- WRITTEN REQUEST:
All the data must come back unchanged, except that pictures are left out.

───── EXTRACTED INFORMATION ─────

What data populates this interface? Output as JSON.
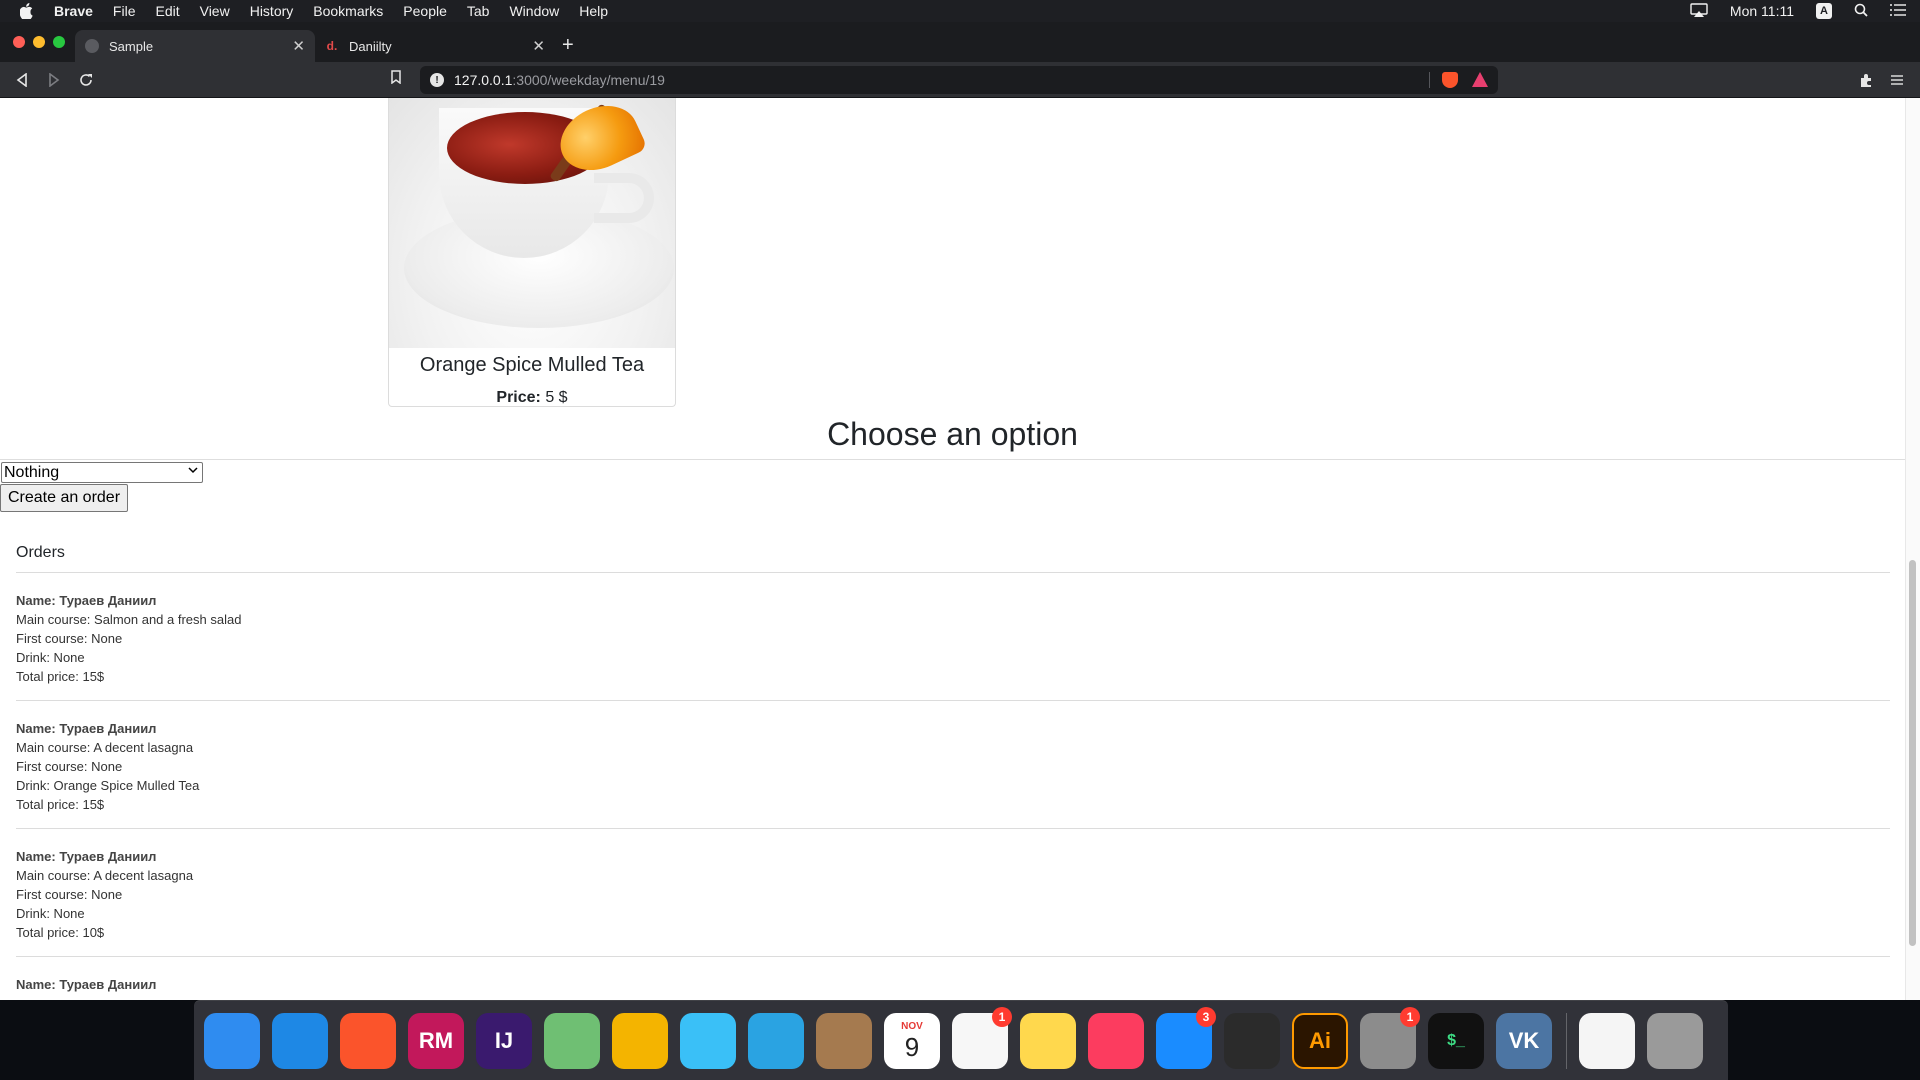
{
  "menubar": {
    "app_name": "Brave",
    "items": [
      "File",
      "Edit",
      "View",
      "History",
      "Bookmarks",
      "People",
      "Tab",
      "Window",
      "Help"
    ],
    "clock": "Mon 11:11",
    "input_source": "A"
  },
  "browser": {
    "tabs": [
      {
        "title": "Sample",
        "active": true
      },
      {
        "title": "Daniilty",
        "active": false,
        "favicon": "d."
      }
    ],
    "url_host": "127.0.0.1",
    "url_path": ":3000/weekday/menu/19"
  },
  "card": {
    "title": "Orange Spice Mulled Tea",
    "price_label": "Price:",
    "price_value": "5 $"
  },
  "form": {
    "heading": "Choose an option",
    "select_value": "Nothing",
    "submit_label": "Create an order"
  },
  "orders": {
    "title": "Orders",
    "items": [
      {
        "name": "Name: Тураев Даниил",
        "main": "Main course: Salmon and a fresh salad",
        "first": "First course: None",
        "drink": "Drink: None",
        "total": "Total price: 15$"
      },
      {
        "name": "Name: Тураев Даниил",
        "main": "Main course: A decent lasagna",
        "first": "First course: None",
        "drink": "Drink: Orange Spice Mulled Tea",
        "total": "Total price: 15$"
      },
      {
        "name": "Name: Тураев Даниил",
        "main": "Main course: A decent lasagna",
        "first": "First course: None",
        "drink": "Drink: None",
        "total": "Total price: 10$"
      },
      {
        "name": "Name: Тураев Даниил"
      }
    ]
  },
  "dock": {
    "apps": [
      {
        "name": "finder-icon",
        "color": "#2f8cf0"
      },
      {
        "name": "safari-icon",
        "color": "#1e88e5"
      },
      {
        "name": "brave-icon",
        "color": "#fb542b"
      },
      {
        "name": "rubymine-icon",
        "color": "#c2185b",
        "label": "RM"
      },
      {
        "name": "intellij-icon",
        "color": "#3a1a6e",
        "label": "IJ"
      },
      {
        "name": "maps-icon",
        "color": "#6fbf73"
      },
      {
        "name": "photos-icon",
        "color": "#f4b400"
      },
      {
        "name": "messages-icon",
        "color": "#3ac0f7"
      },
      {
        "name": "telegram-icon",
        "color": "#2aa3e2"
      },
      {
        "name": "contacts-icon",
        "color": "#a57a4f"
      },
      {
        "name": "calendar-icon",
        "color": "#ffffff",
        "month": "NOV",
        "day": "9"
      },
      {
        "name": "reminders-icon",
        "color": "#f7f7f7",
        "badge": "1"
      },
      {
        "name": "notes-icon",
        "color": "#ffd84d"
      },
      {
        "name": "music-icon",
        "color": "#fc3c5f"
      },
      {
        "name": "app-store-icon",
        "color": "#1a8cff",
        "badge": "3"
      },
      {
        "name": "final-cut-icon",
        "color": "#2b2b2b"
      },
      {
        "name": "illustrator-icon",
        "color": "#2b1500",
        "label": "Ai"
      },
      {
        "name": "system-preferences-icon",
        "color": "#8c8c8c",
        "badge": "1"
      },
      {
        "name": "terminal-icon",
        "color": "#111111",
        "label": "$_"
      },
      {
        "name": "vk-icon",
        "color": "#4c75a3",
        "label": "VK"
      }
    ],
    "extras": [
      {
        "name": "tea-image-icon",
        "color": "#f5f5f5"
      },
      {
        "name": "trash-icon",
        "color": "#9a9a9a"
      }
    ]
  }
}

─────

- COMPLETE ANSWER:
What data populates this interface? Output as JSON.
{
  "menubar": {
    "app_name": "Brave",
    "items": [
      "File",
      "Edit",
      "View",
      "History",
      "Bookmarks",
      "People",
      "Tab",
      "Window",
      "Help"
    ],
    "clock": "Mon 11:11",
    "input_source": "A"
  },
  "browser": {
    "tabs": [
      {
        "title": "Sample",
        "active": true
      },
      {
        "title": "Daniilty",
        "active": false,
        "favicon": "d."
      }
    ],
    "url_host": "127.0.0.1",
    "url_path": ":3000/weekday/menu/19"
  },
  "card": {
    "title": "Orange Spice Mulled Tea",
    "price_label": "Price:",
    "price_value": "5 $"
  },
  "form": {
    "heading": "Choose an option",
    "select_value": "Nothing",
    "submit_label": "Create an order"
  },
  "orders": {
    "title": "Orders",
    "items": [
      {
        "name": "Name: Тураев Даниил",
        "main": "Main course: Salmon and a fresh salad",
        "first": "First course: None",
        "drink": "Drink: None",
        "total": "Total price: 15$"
      },
      {
        "name": "Name: Тураев Даниил",
        "main": "Main course: A decent lasagna",
        "first": "First course: None",
        "drink": "Drink: Orange Spice Mulled Tea",
        "total": "Total price: 15$"
      },
      {
        "name": "Name: Тураев Даниил",
        "main": "Main course: A decent lasagna",
        "first": "First course: None",
        "drink": "Drink: None",
        "total": "Total price: 10$"
      },
      {
        "name": "Name: Тураев Даниил"
      }
    ]
  },
  "dock": {
    "apps": [
      {
        "name": "finder-icon",
        "color": "#2f8cf0"
      },
      {
        "name": "safari-icon",
        "color": "#1e88e5"
      },
      {
        "name": "brave-icon",
        "color": "#fb542b"
      },
      {
        "name": "rubymine-icon",
        "color": "#c2185b",
        "label": "RM"
      },
      {
        "name": "intellij-icon",
        "color": "#3a1a6e",
        "label": "IJ"
      },
      {
        "name": "maps-icon",
        "color": "#6fbf73"
      },
      {
        "name": "photos-icon",
        "color": "#f4b400"
      },
      {
        "name": "messages-icon",
        "color": "#3ac0f7"
      },
      {
        "name": "telegram-icon",
        "color": "#2aa3e2"
      },
      {
        "name": "contacts-icon",
        "color": "#a57a4f"
      },
      {
        "name": "calendar-icon",
        "color": "#ffffff",
        "month": "NOV",
        "day": "9"
      },
      {
        "name": "reminders-icon",
        "color": "#f7f7f7",
        "badge": "1"
      },
      {
        "name": "notes-icon",
        "color": "#ffd84d"
      },
      {
        "name": "music-icon",
        "color": "#fc3c5f"
      },
      {
        "name": "app-store-icon",
        "color": "#1a8cff",
        "badge": "3"
      },
      {
        "name": "final-cut-icon",
        "color": "#2b2b2b"
      },
      {
        "name": "illustrator-icon",
        "color": "#2b1500",
        "label": "Ai"
      },
      {
        "name": "system-preferences-icon",
        "color": "#8c8c8c",
        "badge": "1"
      },
      {
        "name": "terminal-icon",
        "color": "#111111",
        "label": "$_"
      },
      {
        "name": "vk-icon",
        "color": "#4c75a3",
        "label": "VK"
      }
    ],
    "extras": [
      {
        "name": "tea-image-icon",
        "color": "#f5f5f5"
      },
      {
        "name": "trash-icon",
        "color": "#9a9a9a"
      }
    ]
  }
}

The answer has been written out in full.